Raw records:
start

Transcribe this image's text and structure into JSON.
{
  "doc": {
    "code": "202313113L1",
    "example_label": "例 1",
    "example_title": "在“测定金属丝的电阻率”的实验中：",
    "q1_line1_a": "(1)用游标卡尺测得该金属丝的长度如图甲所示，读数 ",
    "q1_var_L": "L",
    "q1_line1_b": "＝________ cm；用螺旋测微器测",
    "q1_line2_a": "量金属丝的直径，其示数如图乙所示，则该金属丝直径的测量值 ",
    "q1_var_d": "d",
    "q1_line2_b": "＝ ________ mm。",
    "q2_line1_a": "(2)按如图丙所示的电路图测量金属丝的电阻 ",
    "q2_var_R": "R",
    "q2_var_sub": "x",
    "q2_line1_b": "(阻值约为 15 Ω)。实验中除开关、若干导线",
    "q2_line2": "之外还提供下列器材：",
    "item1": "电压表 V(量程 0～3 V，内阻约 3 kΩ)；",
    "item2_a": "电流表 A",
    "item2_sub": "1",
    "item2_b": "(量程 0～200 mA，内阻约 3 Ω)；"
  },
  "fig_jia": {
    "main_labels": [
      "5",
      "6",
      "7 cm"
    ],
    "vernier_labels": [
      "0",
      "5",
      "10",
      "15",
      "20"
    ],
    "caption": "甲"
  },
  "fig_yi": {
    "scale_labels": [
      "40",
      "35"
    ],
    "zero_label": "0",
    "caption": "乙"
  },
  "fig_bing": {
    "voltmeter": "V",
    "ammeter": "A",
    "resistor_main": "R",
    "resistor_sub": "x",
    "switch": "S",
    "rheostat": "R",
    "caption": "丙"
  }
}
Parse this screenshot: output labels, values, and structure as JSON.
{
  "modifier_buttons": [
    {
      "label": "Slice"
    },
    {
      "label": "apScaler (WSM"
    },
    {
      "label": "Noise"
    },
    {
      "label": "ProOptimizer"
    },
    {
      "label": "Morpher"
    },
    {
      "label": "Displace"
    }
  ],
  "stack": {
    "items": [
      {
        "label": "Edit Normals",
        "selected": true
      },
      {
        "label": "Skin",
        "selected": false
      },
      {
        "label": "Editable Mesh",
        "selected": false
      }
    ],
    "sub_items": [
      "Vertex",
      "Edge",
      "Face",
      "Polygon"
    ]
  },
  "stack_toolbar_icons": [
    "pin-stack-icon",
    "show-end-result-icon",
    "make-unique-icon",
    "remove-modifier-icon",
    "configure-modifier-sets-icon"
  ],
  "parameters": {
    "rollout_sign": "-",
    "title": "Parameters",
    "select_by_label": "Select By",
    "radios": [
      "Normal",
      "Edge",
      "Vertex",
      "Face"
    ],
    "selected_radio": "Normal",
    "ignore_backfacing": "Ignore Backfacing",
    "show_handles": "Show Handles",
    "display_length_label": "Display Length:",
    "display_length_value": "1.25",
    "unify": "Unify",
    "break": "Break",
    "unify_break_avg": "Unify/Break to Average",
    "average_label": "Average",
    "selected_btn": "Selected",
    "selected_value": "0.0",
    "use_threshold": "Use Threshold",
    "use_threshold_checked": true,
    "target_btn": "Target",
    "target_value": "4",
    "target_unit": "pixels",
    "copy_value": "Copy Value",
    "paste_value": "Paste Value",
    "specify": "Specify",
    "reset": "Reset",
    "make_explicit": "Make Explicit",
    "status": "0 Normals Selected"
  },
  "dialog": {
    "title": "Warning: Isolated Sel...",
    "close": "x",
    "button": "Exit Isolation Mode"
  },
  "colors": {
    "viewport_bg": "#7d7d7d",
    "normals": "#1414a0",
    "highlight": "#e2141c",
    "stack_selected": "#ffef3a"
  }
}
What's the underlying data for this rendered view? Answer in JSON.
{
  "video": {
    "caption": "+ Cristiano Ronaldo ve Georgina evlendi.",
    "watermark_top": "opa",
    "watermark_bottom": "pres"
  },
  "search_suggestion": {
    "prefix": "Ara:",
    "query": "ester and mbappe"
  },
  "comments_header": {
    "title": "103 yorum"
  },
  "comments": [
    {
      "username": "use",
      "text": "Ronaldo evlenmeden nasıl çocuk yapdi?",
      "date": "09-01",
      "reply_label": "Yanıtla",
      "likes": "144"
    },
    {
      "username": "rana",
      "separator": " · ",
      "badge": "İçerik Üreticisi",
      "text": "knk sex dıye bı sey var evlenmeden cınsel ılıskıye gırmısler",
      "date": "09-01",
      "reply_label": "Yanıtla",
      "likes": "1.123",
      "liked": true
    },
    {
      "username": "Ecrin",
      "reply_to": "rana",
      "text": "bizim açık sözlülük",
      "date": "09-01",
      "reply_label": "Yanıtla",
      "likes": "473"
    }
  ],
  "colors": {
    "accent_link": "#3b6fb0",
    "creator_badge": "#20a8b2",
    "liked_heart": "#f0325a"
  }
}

end

§ Task prompt
Pull every line containing the word "Unify" out of the material and copy it.

§ Finished exercise
    "unify": "Unify",
    "unify_break_avg": "Unify/Break to Average",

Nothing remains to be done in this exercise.